**Exercise instructions:** Report how many lines in the listing below contain the string "Managing". Letter case counts, and the reply should be only the number.

**Data for the task:**
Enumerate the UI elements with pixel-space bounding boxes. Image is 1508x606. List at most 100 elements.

--

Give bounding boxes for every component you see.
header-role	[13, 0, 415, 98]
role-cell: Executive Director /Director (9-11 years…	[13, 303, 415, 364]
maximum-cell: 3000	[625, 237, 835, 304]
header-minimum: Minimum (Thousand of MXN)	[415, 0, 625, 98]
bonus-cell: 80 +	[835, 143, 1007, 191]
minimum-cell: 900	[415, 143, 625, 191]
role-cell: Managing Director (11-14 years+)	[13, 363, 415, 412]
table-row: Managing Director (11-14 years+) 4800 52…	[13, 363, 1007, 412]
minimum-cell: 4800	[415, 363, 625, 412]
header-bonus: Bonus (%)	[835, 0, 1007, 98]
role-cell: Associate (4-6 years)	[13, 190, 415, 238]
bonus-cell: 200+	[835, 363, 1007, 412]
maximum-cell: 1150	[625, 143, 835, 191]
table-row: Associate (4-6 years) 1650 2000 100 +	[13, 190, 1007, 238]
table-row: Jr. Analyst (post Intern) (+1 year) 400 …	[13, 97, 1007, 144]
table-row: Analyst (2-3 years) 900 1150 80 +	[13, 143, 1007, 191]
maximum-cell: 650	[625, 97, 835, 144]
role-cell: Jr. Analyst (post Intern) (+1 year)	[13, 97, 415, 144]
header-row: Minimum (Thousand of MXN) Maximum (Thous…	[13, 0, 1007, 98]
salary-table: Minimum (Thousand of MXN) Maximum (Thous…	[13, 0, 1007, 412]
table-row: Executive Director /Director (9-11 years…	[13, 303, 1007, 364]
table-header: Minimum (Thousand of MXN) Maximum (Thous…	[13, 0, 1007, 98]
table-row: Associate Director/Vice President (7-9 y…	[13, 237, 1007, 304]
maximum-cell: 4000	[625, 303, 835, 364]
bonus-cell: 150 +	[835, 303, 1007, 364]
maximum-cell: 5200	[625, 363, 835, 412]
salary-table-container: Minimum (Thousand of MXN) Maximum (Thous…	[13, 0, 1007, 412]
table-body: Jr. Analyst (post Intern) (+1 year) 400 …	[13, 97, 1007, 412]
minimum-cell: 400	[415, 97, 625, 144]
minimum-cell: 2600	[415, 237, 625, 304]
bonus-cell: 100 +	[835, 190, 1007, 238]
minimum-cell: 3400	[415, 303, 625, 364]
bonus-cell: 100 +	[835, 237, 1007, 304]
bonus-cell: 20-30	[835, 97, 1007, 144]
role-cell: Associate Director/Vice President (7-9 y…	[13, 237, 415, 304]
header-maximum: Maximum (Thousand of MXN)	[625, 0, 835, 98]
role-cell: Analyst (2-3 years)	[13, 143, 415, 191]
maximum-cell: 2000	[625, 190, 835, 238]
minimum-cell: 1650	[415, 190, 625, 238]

**Complete response:** 2